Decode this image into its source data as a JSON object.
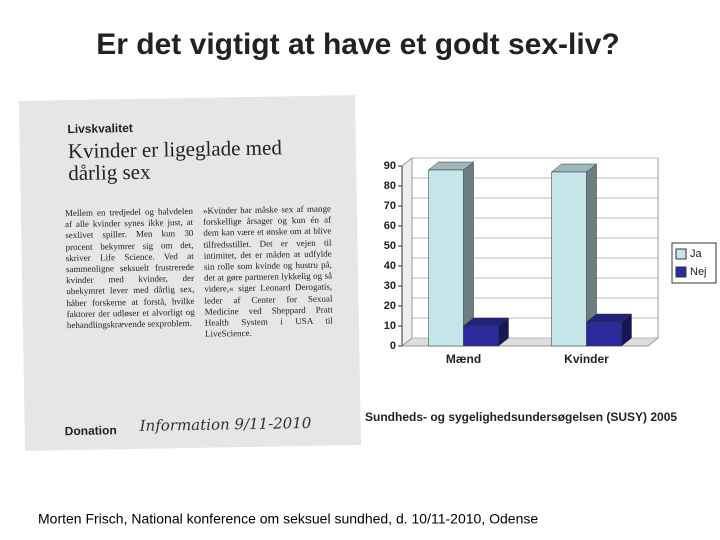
{
  "title": "Er det vigtigt at have et godt sex-liv?",
  "clipping": {
    "kicker": "Livskvalitet",
    "headline": "Kvinder er ligeglade med dårlig sex",
    "column_1": "Mellem en tredjedel og halvdelen af alle kvinder synes ikke just, at sexlivet spiller. Men kun 30 procent bekymrer sig om det, skriver Life Science. Ved at sammenligne seksuelt frustrerede kvinder med kvinder, der ubekymret lever med dårlig sex, håber forskerne at forstå, hvilke faktorer der udløser et alvorligt og behandlingskrævende sexproblem.",
    "column_2": "»Kvinder har måske sex af mange forskellige årsager og kun én af dem kan være et ønske om at blive tilfredsstillet. Det er vejen til intimitet, det er måden at udfylde sin rolle som kvinde og hustru på, det at gøre partneren lykkelig og så videre,« siger Leonard Derogatis, leder af Center for Sexual Medicine ved Sheppard Pratt Health System i USA til LiveScience.",
    "section": "Donation",
    "handwriting": "Information 9/11-2010"
  },
  "chart_data": {
    "type": "bar",
    "categories": [
      "Mænd",
      "Kvinder"
    ],
    "series": [
      {
        "name": "Ja",
        "color": "#c4e6e8",
        "values": [
          88,
          87
        ]
      },
      {
        "name": "Nej",
        "color": "#2a2a9c",
        "values": [
          10,
          12
        ]
      }
    ],
    "ylim": [
      0,
      90
    ],
    "yticks": [
      0,
      10,
      20,
      30,
      40,
      50,
      60,
      70,
      80,
      90
    ],
    "grid": true,
    "legend": "right"
  },
  "source": "Sundheds- og sygelighedsundersøgelsen (SUSY) 2005",
  "footer": "Morten Frisch, National konference om seksuel sundhed, d. 10/11-2010, Odense"
}
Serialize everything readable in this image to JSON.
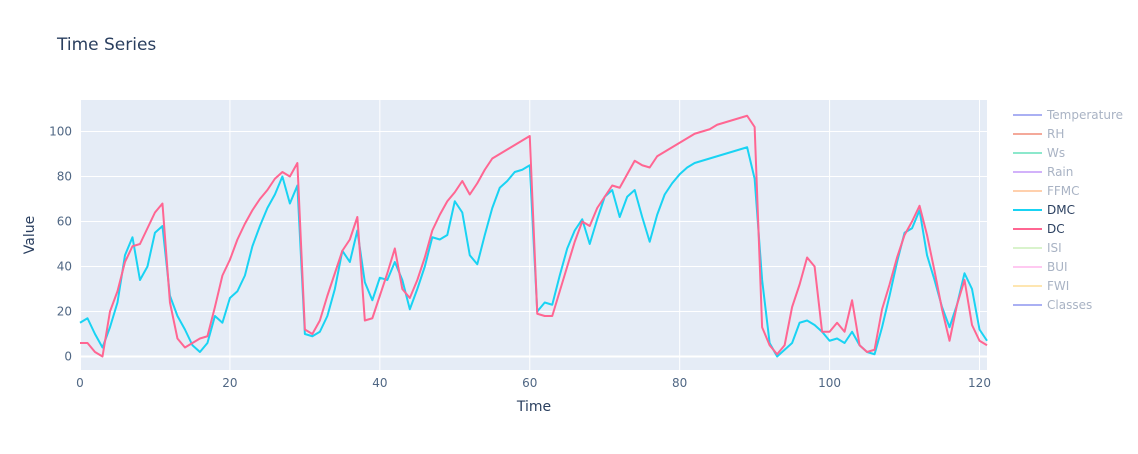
{
  "chart_data": {
    "type": "line",
    "title": "Time Series",
    "xlabel": "Time",
    "ylabel": "Value",
    "xlim": [
      0,
      121
    ],
    "ylim": [
      -6,
      114
    ],
    "x_ticks": [
      0,
      20,
      40,
      60,
      80,
      100,
      120
    ],
    "y_ticks": [
      0,
      20,
      40,
      60,
      80,
      100
    ],
    "grid": true,
    "legend_placement": "right",
    "legend": [
      {
        "name": "Temperature",
        "color": "#aab0f3",
        "visible": false
      },
      {
        "name": "RH",
        "color": "#f4a99a",
        "visible": false
      },
      {
        "name": "Ws",
        "color": "#8ce8cc",
        "visible": false
      },
      {
        "name": "Rain",
        "color": "#d2b2fa",
        "visible": false
      },
      {
        "name": "FFMC",
        "color": "#ffd0ad",
        "visible": false
      },
      {
        "name": "DMC",
        "color": "#19d3f3",
        "visible": true
      },
      {
        "name": "DC",
        "color": "#ff6692",
        "visible": true
      },
      {
        "name": "ISI",
        "color": "#d9f3cc",
        "visible": false
      },
      {
        "name": "BUI",
        "color": "#ffc9f1",
        "visible": false
      },
      {
        "name": "FWI",
        "color": "#fee6b1",
        "visible": false
      },
      {
        "name": "Classes",
        "color": "#aab0f3",
        "visible": false
      }
    ],
    "series": [
      {
        "name": "DMC",
        "color": "#19d3f3",
        "points": [
          [
            0,
            15
          ],
          [
            1,
            17
          ],
          [
            2,
            10
          ],
          [
            3,
            4
          ],
          [
            4,
            13
          ],
          [
            5,
            24
          ],
          [
            6,
            45
          ],
          [
            7,
            53
          ],
          [
            8,
            34
          ],
          [
            9,
            40
          ],
          [
            10,
            55
          ],
          [
            11,
            58
          ],
          [
            12,
            27
          ],
          [
            13,
            18
          ],
          [
            14,
            12
          ],
          [
            15,
            5
          ],
          [
            16,
            2
          ],
          [
            17,
            6
          ],
          [
            18,
            18
          ],
          [
            19,
            15
          ],
          [
            20,
            26
          ],
          [
            21,
            29
          ],
          [
            22,
            36
          ],
          [
            23,
            49
          ],
          [
            24,
            58
          ],
          [
            25,
            66
          ],
          [
            26,
            72
          ],
          [
            27,
            80
          ],
          [
            28,
            68
          ],
          [
            29,
            76
          ],
          [
            30,
            10
          ],
          [
            31,
            9
          ],
          [
            32,
            11
          ],
          [
            33,
            18
          ],
          [
            34,
            30
          ],
          [
            35,
            47
          ],
          [
            36,
            42
          ],
          [
            37,
            56
          ],
          [
            38,
            33
          ],
          [
            39,
            25
          ],
          [
            40,
            35
          ],
          [
            41,
            34
          ],
          [
            42,
            42
          ],
          [
            43,
            34
          ],
          [
            44,
            21
          ],
          [
            45,
            30
          ],
          [
            46,
            40
          ],
          [
            47,
            53
          ],
          [
            48,
            52
          ],
          [
            49,
            54
          ],
          [
            50,
            69
          ],
          [
            51,
            64
          ],
          [
            52,
            45
          ],
          [
            53,
            41
          ],
          [
            54,
            54
          ],
          [
            55,
            66
          ],
          [
            56,
            75
          ],
          [
            57,
            78
          ],
          [
            58,
            82
          ],
          [
            59,
            83
          ],
          [
            60,
            85
          ],
          [
            61,
            20
          ],
          [
            62,
            24
          ],
          [
            63,
            23
          ],
          [
            64,
            36
          ],
          [
            65,
            48
          ],
          [
            66,
            56
          ],
          [
            67,
            61
          ],
          [
            68,
            50
          ],
          [
            69,
            61
          ],
          [
            70,
            71
          ],
          [
            71,
            74
          ],
          [
            72,
            62
          ],
          [
            73,
            71
          ],
          [
            74,
            74
          ],
          [
            75,
            62
          ],
          [
            76,
            51
          ],
          [
            77,
            63
          ],
          [
            78,
            72
          ],
          [
            79,
            77
          ],
          [
            80,
            81
          ],
          [
            81,
            84
          ],
          [
            82,
            86
          ],
          [
            89,
            93
          ],
          [
            90,
            79
          ],
          [
            91,
            34
          ],
          [
            92,
            6
          ],
          [
            93,
            0
          ],
          [
            94,
            3
          ],
          [
            95,
            6
          ],
          [
            96,
            15
          ],
          [
            97,
            16
          ],
          [
            98,
            14
          ],
          [
            99,
            11
          ],
          [
            100,
            7
          ],
          [
            101,
            8
          ],
          [
            102,
            6
          ],
          [
            103,
            11
          ],
          [
            104,
            5
          ],
          [
            105,
            2
          ],
          [
            106,
            1
          ],
          [
            107,
            13
          ],
          [
            108,
            27
          ],
          [
            109,
            42
          ],
          [
            110,
            55
          ],
          [
            111,
            57
          ],
          [
            112,
            65
          ],
          [
            113,
            45
          ],
          [
            114,
            34
          ],
          [
            115,
            22
          ],
          [
            116,
            13
          ],
          [
            117,
            23
          ],
          [
            118,
            37
          ],
          [
            119,
            30
          ],
          [
            120,
            12
          ],
          [
            121,
            7
          ]
        ]
      },
      {
        "name": "DC",
        "color": "#ff6692",
        "points": [
          [
            0,
            6
          ],
          [
            1,
            6
          ],
          [
            2,
            2
          ],
          [
            3,
            0
          ],
          [
            4,
            20
          ],
          [
            5,
            29
          ],
          [
            6,
            42
          ],
          [
            7,
            49
          ],
          [
            8,
            50
          ],
          [
            9,
            57
          ],
          [
            10,
            64
          ],
          [
            11,
            68
          ],
          [
            12,
            24
          ],
          [
            13,
            8
          ],
          [
            14,
            4
          ],
          [
            15,
            6
          ],
          [
            16,
            8
          ],
          [
            17,
            9
          ],
          [
            18,
            22
          ],
          [
            19,
            36
          ],
          [
            20,
            43
          ],
          [
            21,
            52
          ],
          [
            22,
            59
          ],
          [
            23,
            65
          ],
          [
            24,
            70
          ],
          [
            25,
            74
          ],
          [
            26,
            79
          ],
          [
            27,
            82
          ],
          [
            28,
            80
          ],
          [
            29,
            86
          ],
          [
            30,
            12
          ],
          [
            31,
            10
          ],
          [
            32,
            16
          ],
          [
            33,
            27
          ],
          [
            34,
            37
          ],
          [
            35,
            47
          ],
          [
            36,
            52
          ],
          [
            37,
            62
          ],
          [
            38,
            16
          ],
          [
            39,
            17
          ],
          [
            40,
            27
          ],
          [
            41,
            37
          ],
          [
            42,
            48
          ],
          [
            43,
            30
          ],
          [
            44,
            26
          ],
          [
            45,
            34
          ],
          [
            46,
            44
          ],
          [
            47,
            56
          ],
          [
            48,
            63
          ],
          [
            49,
            69
          ],
          [
            50,
            73
          ],
          [
            51,
            78
          ],
          [
            52,
            72
          ],
          [
            53,
            77
          ],
          [
            54,
            83
          ],
          [
            55,
            88
          ],
          [
            60,
            98
          ],
          [
            61,
            19
          ],
          [
            62,
            18
          ],
          [
            63,
            18
          ],
          [
            64,
            29
          ],
          [
            65,
            40
          ],
          [
            66,
            51
          ],
          [
            67,
            60
          ],
          [
            68,
            58
          ],
          [
            69,
            66
          ],
          [
            70,
            71
          ],
          [
            71,
            76
          ],
          [
            72,
            75
          ],
          [
            73,
            81
          ],
          [
            74,
            87
          ],
          [
            75,
            85
          ],
          [
            76,
            84
          ],
          [
            77,
            89
          ],
          [
            82,
            99
          ],
          [
            83,
            100
          ],
          [
            84,
            101
          ],
          [
            85,
            103
          ],
          [
            89,
            107
          ],
          [
            90,
            102
          ],
          [
            91,
            13
          ],
          [
            92,
            5
          ],
          [
            93,
            1
          ],
          [
            94,
            5
          ],
          [
            95,
            22
          ],
          [
            96,
            32
          ],
          [
            97,
            44
          ],
          [
            98,
            40
          ],
          [
            99,
            11
          ],
          [
            100,
            11
          ],
          [
            101,
            15
          ],
          [
            102,
            11
          ],
          [
            103,
            25
          ],
          [
            104,
            5
          ],
          [
            105,
            2
          ],
          [
            106,
            3
          ],
          [
            107,
            21
          ],
          [
            108,
            32
          ],
          [
            109,
            44
          ],
          [
            110,
            54
          ],
          [
            111,
            60
          ],
          [
            112,
            67
          ],
          [
            113,
            54
          ],
          [
            114,
            38
          ],
          [
            115,
            21
          ],
          [
            116,
            7
          ],
          [
            117,
            23
          ],
          [
            118,
            34
          ],
          [
            119,
            14
          ],
          [
            120,
            7
          ],
          [
            121,
            5
          ]
        ]
      }
    ]
  }
}
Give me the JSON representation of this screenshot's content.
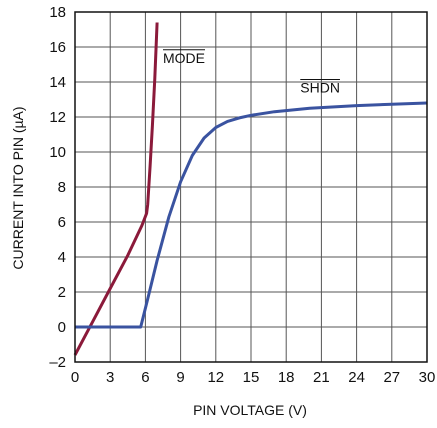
{
  "chart_data": {
    "type": "line",
    "title": "",
    "xlabel": "PIN VOLTAGE (V)",
    "ylabel": "CURRENT INTO PIN (µA)",
    "xlim": [
      0,
      30
    ],
    "ylim": [
      -2,
      18
    ],
    "x_ticks": [
      "0",
      "3",
      "6",
      "9",
      "12",
      "15",
      "18",
      "21",
      "24",
      "27",
      "30"
    ],
    "y_ticks": [
      "–2",
      "0",
      "2",
      "4",
      "6",
      "8",
      "10",
      "12",
      "14",
      "16",
      "18"
    ],
    "grid": true,
    "colors": {
      "mode": "#8B1A3A",
      "shdn": "#3A53A0",
      "grid": "#555555"
    },
    "series": [
      {
        "name": "MODE",
        "overline": true,
        "label_at": [
          7.5,
          15.1
        ],
        "points": [
          [
            0,
            -1.6
          ],
          [
            1.5,
            0.3
          ],
          [
            3,
            2.2
          ],
          [
            4.5,
            4.1
          ],
          [
            5.7,
            5.8
          ],
          [
            6.1,
            6.5
          ],
          [
            6.2,
            7.0
          ],
          [
            6.4,
            9.2
          ],
          [
            6.6,
            11.5
          ],
          [
            6.8,
            14.2
          ],
          [
            7.0,
            17.4
          ]
        ]
      },
      {
        "name": "SHDN",
        "overline": true,
        "label_at": [
          19.2,
          13.4
        ],
        "points": [
          [
            0,
            0.0
          ],
          [
            5.0,
            0.0
          ],
          [
            5.6,
            0.0
          ],
          [
            6.2,
            1.6
          ],
          [
            7.0,
            3.8
          ],
          [
            8.0,
            6.3
          ],
          [
            9.0,
            8.3
          ],
          [
            10.0,
            9.8
          ],
          [
            11.0,
            10.8
          ],
          [
            12.0,
            11.4
          ],
          [
            13.0,
            11.75
          ],
          [
            14.0,
            11.95
          ],
          [
            15.0,
            12.1
          ],
          [
            17.0,
            12.3
          ],
          [
            20.0,
            12.5
          ],
          [
            24.0,
            12.65
          ],
          [
            27.0,
            12.73
          ],
          [
            30.0,
            12.8
          ]
        ]
      }
    ]
  }
}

## Stated problem
Pick out the lines containing the string "JSON" and show them.

## Complete output
Decode this image into its source data as a JSON object.
Serialize everything readable in this image to JSON.
Give me the JSON representation of this screenshot's content.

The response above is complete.